ENTRIES SUPPLIED:

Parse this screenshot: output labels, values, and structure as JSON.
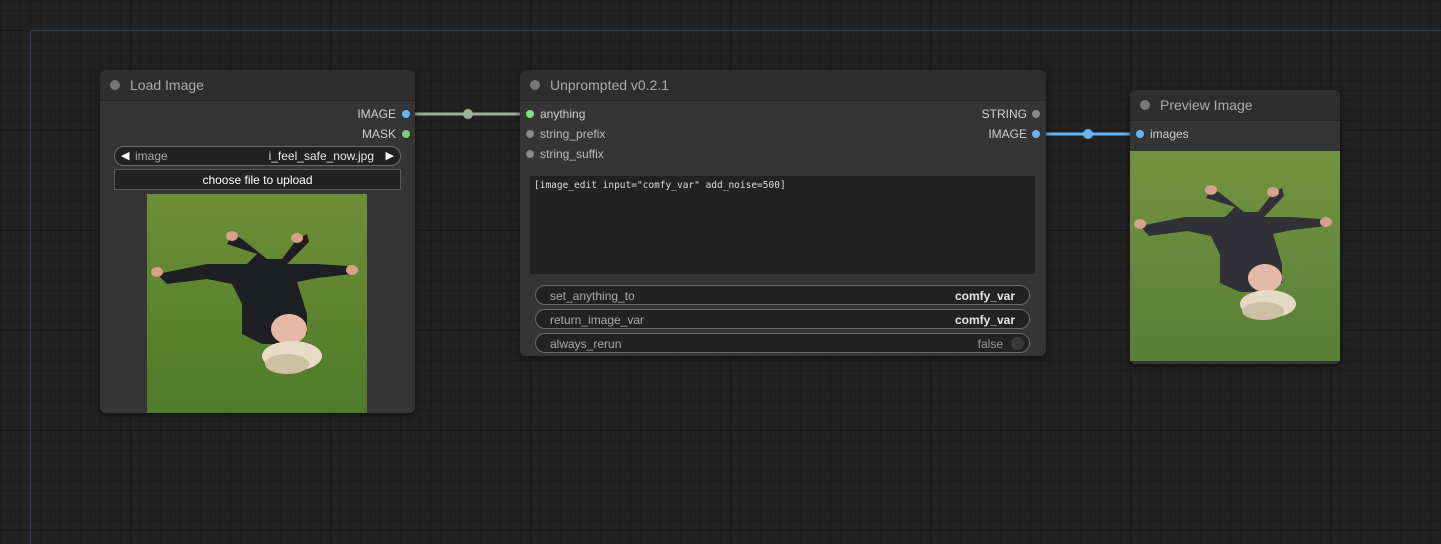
{
  "colors": {
    "image_link": "#64b5f6",
    "mask_link": "#81c784",
    "any_link": "#a0b09a",
    "background": "#222222",
    "node_body": "#353535"
  },
  "load_image": {
    "title": "Load Image",
    "outputs": [
      "IMAGE",
      "MASK"
    ],
    "image_widget": {
      "label": "image",
      "value": "i_feel_safe_now.jpg"
    },
    "upload_button": "choose file to upload",
    "preview": "photo-person-lying-on-grass"
  },
  "unprompted": {
    "title": "Unprompted v0.2.1",
    "inputs": [
      "anything",
      "string_prefix",
      "string_suffix"
    ],
    "outputs": [
      "STRING",
      "IMAGE"
    ],
    "text": "[image_edit input=\"comfy_var\" add_noise=500]",
    "widgets": [
      {
        "label": "set_anything_to",
        "value": "comfy_var"
      },
      {
        "label": "return_image_var",
        "value": "comfy_var"
      }
    ],
    "toggle": {
      "label": "always_rerun",
      "value": "false"
    }
  },
  "preview_image": {
    "title": "Preview Image",
    "inputs": [
      "images"
    ],
    "preview": "photo-person-lying-on-grass-noisy"
  }
}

WHAT YOU HAVE TO DO: Transcribe every entry word for word, but omit the pictures.

ANSWER:
Parse this screenshot: output labels, values, and structure as JSON.
{
  "colors": {
    "image_link": "#64b5f6",
    "mask_link": "#81c784",
    "any_link": "#a0b09a",
    "background": "#222222",
    "node_body": "#353535"
  },
  "load_image": {
    "title": "Load Image",
    "outputs": [
      "IMAGE",
      "MASK"
    ],
    "image_widget": {
      "label": "image",
      "value": "i_feel_safe_now.jpg"
    },
    "upload_button": "choose file to upload",
    "preview": "photo-person-lying-on-grass"
  },
  "unprompted": {
    "title": "Unprompted v0.2.1",
    "inputs": [
      "anything",
      "string_prefix",
      "string_suffix"
    ],
    "outputs": [
      "STRING",
      "IMAGE"
    ],
    "text": "[image_edit input=\"comfy_var\" add_noise=500]",
    "widgets": [
      {
        "label": "set_anything_to",
        "value": "comfy_var"
      },
      {
        "label": "return_image_var",
        "value": "comfy_var"
      }
    ],
    "toggle": {
      "label": "always_rerun",
      "value": "false"
    }
  },
  "preview_image": {
    "title": "Preview Image",
    "inputs": [
      "images"
    ],
    "preview": "photo-person-lying-on-grass-noisy"
  }
}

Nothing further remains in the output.